Data items:

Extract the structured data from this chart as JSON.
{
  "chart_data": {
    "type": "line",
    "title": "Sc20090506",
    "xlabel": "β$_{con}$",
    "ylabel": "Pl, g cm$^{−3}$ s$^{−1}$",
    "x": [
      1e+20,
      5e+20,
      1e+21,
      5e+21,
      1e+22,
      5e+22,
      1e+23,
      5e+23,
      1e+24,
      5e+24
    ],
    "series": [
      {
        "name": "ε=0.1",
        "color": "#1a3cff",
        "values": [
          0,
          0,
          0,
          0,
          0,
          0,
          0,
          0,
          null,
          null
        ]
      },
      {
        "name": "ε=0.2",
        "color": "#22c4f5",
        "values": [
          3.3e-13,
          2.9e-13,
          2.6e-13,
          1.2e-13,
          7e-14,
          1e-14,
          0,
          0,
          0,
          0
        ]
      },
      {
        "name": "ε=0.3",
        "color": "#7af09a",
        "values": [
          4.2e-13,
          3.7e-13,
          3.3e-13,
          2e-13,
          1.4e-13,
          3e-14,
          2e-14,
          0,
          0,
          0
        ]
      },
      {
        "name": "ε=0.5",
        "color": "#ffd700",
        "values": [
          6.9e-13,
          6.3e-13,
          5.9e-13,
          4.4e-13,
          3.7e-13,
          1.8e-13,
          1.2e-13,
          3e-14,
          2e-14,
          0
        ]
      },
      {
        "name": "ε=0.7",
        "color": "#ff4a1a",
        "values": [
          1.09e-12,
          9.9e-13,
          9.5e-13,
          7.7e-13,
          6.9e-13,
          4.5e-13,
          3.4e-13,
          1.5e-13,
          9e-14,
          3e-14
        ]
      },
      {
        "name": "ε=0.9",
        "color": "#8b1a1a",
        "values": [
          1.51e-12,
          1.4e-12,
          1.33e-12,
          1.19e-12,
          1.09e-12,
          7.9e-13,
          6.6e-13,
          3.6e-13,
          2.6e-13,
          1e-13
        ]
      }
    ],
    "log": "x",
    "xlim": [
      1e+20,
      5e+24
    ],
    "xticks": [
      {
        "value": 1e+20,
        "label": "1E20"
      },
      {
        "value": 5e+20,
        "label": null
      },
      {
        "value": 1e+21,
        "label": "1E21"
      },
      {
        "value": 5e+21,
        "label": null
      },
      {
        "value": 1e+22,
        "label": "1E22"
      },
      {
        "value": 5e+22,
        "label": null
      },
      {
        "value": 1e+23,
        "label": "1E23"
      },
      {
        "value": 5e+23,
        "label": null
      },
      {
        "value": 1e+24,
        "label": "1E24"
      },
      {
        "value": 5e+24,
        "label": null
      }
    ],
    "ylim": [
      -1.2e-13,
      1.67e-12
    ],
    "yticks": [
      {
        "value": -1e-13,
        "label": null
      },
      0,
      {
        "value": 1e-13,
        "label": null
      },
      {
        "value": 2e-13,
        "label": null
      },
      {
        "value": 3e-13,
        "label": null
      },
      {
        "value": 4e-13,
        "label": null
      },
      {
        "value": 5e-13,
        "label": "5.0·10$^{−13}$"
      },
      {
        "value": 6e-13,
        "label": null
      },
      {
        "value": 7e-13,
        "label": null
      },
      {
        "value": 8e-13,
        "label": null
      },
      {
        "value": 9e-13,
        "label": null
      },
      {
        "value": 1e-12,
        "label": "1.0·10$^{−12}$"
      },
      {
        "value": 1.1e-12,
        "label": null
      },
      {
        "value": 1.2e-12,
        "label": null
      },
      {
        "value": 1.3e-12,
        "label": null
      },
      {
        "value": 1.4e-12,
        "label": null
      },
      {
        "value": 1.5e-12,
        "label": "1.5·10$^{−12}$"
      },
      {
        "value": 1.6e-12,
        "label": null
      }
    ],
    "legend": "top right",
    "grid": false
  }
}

◆ **Your objective**:
In the data above, tally the lines holding "name" and answer with the figure only.

◆ **The response**:
6